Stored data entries

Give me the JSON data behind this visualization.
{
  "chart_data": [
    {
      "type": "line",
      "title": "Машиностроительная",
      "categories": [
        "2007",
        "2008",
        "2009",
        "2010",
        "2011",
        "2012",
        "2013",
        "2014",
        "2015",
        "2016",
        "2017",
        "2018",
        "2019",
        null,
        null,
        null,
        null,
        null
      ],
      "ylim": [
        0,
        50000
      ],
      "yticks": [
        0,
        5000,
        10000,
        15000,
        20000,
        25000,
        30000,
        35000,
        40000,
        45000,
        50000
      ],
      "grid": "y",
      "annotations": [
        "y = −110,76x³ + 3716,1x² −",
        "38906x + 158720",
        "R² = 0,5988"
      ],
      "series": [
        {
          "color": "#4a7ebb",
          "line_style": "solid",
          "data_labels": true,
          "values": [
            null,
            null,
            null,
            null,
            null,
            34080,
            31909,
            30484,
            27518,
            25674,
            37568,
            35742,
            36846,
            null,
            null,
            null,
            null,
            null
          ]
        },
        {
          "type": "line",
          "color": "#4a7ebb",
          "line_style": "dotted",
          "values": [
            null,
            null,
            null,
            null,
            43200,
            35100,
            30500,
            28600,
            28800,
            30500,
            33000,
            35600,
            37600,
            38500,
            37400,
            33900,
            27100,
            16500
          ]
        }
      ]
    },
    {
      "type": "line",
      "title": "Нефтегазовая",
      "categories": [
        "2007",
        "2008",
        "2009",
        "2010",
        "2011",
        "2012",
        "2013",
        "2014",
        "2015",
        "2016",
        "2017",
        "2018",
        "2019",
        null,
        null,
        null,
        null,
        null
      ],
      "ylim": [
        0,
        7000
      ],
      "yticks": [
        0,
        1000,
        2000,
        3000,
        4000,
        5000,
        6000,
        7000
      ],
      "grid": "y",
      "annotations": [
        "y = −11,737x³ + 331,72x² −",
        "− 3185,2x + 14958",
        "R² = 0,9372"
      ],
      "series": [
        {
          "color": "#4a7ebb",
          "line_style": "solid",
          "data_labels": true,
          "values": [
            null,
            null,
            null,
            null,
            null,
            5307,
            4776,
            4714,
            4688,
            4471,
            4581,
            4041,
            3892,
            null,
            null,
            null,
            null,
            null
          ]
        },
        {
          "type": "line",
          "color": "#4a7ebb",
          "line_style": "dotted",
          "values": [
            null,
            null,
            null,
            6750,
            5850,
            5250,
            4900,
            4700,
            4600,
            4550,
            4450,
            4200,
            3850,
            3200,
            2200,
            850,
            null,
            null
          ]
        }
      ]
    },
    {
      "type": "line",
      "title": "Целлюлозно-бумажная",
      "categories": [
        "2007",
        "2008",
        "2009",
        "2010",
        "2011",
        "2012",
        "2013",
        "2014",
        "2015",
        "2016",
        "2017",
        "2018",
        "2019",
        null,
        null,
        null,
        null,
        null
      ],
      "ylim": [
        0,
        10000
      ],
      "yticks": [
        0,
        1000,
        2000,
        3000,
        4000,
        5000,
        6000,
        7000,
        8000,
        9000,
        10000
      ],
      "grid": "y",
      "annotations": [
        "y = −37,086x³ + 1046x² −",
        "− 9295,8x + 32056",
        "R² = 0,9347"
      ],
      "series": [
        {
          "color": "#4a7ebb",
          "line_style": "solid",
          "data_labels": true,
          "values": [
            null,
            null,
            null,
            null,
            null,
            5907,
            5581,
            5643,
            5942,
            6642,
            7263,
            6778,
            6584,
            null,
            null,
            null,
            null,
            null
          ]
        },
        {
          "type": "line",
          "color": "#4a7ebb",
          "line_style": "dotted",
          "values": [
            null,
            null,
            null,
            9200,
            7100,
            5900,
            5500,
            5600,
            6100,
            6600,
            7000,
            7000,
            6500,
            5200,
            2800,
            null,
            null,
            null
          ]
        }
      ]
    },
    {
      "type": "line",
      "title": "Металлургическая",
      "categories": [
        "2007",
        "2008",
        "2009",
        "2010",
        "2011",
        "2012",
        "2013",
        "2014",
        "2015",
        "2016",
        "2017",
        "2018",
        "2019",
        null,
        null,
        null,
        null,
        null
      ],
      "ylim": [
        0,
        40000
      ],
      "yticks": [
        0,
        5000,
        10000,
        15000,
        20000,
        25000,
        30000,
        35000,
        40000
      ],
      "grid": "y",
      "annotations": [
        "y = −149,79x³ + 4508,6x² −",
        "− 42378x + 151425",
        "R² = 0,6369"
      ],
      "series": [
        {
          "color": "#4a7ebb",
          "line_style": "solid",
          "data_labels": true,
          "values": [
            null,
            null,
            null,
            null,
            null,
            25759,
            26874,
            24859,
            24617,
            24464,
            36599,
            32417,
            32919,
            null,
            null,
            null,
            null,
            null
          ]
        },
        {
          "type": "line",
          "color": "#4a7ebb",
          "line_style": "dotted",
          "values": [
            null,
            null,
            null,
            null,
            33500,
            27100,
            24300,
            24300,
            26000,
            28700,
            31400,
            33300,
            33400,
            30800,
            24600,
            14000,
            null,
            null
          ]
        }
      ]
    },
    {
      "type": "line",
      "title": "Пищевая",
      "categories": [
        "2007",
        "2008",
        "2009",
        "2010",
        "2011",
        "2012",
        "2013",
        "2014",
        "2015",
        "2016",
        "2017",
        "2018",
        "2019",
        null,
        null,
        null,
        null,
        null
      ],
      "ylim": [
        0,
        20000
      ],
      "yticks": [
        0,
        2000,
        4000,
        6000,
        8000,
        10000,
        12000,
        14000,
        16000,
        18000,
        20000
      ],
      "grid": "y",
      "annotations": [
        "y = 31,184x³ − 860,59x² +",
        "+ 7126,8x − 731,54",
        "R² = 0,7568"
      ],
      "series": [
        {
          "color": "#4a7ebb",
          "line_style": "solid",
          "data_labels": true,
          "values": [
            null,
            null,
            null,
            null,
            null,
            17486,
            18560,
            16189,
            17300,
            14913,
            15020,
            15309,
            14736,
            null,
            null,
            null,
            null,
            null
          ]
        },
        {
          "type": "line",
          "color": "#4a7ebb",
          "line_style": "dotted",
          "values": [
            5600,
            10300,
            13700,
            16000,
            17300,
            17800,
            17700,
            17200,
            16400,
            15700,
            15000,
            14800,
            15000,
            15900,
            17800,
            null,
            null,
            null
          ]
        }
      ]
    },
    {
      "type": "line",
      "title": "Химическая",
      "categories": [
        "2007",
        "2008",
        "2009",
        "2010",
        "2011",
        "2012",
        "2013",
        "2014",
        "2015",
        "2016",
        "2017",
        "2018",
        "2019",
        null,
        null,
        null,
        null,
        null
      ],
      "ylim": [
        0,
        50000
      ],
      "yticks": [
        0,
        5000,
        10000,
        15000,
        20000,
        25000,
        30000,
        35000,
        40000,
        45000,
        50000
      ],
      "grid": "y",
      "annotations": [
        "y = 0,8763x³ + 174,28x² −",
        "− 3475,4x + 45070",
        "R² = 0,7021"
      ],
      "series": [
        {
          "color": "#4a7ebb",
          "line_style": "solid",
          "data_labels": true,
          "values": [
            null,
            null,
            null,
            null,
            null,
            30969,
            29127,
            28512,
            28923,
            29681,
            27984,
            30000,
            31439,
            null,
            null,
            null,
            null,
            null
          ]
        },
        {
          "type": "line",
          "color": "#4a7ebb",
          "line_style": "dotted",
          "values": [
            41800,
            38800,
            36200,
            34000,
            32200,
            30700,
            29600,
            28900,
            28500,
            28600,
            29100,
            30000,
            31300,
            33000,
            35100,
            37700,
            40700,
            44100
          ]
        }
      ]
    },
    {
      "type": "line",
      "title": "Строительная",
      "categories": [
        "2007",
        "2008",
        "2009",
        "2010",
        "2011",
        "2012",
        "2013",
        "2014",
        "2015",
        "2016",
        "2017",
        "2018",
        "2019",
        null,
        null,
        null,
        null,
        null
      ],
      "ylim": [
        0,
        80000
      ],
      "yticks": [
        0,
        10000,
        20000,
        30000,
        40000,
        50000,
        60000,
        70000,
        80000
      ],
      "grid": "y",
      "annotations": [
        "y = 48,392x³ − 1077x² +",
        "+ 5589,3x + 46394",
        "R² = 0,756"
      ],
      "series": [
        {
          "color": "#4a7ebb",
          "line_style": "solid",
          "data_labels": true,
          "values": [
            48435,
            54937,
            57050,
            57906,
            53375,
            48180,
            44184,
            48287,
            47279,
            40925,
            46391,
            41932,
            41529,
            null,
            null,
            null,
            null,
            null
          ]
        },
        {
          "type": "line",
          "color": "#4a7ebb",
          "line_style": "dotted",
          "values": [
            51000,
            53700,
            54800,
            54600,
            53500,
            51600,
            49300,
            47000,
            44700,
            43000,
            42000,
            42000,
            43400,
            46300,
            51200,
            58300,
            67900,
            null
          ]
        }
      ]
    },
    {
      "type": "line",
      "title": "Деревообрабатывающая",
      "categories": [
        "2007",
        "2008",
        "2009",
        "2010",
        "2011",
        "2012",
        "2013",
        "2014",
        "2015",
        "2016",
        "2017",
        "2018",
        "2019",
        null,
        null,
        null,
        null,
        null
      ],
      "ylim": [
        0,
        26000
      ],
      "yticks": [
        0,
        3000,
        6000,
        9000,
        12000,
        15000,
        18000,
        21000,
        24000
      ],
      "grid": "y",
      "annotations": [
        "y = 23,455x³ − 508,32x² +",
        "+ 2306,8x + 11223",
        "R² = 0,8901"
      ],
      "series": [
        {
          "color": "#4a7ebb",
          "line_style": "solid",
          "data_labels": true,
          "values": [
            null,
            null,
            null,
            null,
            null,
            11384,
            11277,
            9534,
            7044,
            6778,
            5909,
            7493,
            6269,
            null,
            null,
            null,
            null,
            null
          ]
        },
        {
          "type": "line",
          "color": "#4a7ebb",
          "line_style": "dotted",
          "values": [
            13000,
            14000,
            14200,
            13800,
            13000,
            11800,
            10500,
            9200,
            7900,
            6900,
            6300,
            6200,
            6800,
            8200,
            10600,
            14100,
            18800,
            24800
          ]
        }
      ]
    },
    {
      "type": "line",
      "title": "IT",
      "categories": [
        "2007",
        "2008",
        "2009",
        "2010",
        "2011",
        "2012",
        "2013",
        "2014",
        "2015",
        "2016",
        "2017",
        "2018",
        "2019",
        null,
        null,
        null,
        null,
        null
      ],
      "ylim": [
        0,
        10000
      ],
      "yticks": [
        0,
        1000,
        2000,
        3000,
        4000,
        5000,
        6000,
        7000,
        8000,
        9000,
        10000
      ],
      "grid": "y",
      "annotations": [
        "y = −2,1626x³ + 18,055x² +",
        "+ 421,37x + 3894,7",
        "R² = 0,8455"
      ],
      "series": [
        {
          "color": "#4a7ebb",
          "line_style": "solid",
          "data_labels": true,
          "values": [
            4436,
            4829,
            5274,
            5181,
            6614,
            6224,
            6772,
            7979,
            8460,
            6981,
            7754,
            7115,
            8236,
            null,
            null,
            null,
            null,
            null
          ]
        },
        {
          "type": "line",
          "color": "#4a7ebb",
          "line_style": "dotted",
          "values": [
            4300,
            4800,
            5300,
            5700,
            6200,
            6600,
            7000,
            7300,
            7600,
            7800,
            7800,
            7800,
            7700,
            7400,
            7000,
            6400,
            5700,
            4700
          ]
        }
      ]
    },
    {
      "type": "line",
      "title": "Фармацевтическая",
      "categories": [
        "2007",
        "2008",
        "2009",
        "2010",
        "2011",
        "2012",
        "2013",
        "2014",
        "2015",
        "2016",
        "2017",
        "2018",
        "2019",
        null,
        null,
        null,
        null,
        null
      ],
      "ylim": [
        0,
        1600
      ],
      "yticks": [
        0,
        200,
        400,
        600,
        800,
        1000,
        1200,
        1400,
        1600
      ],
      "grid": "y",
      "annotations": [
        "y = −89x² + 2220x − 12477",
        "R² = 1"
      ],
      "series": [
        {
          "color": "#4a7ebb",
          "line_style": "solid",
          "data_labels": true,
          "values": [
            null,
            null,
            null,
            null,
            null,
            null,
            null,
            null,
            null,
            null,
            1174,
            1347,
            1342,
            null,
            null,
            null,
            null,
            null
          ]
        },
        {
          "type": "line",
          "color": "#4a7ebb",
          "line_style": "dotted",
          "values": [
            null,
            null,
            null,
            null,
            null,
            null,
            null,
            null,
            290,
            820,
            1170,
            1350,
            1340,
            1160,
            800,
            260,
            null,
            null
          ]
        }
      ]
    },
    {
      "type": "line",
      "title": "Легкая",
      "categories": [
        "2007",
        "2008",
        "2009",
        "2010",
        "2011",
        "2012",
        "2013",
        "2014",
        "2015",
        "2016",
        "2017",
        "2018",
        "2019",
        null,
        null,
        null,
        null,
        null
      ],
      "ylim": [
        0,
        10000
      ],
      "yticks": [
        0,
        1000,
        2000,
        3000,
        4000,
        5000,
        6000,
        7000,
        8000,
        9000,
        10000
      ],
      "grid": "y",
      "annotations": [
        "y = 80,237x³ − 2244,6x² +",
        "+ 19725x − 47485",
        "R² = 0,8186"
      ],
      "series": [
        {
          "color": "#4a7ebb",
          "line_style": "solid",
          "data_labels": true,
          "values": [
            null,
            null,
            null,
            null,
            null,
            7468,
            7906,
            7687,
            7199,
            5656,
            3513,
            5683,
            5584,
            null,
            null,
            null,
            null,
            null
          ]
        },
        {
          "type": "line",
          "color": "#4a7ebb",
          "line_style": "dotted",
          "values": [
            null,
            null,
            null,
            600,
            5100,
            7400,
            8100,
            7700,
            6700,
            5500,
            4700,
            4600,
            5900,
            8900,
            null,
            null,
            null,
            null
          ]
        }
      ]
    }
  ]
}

# Objective
Find every line with the word "title" and state how many there are, with no other words.

# Task answer
11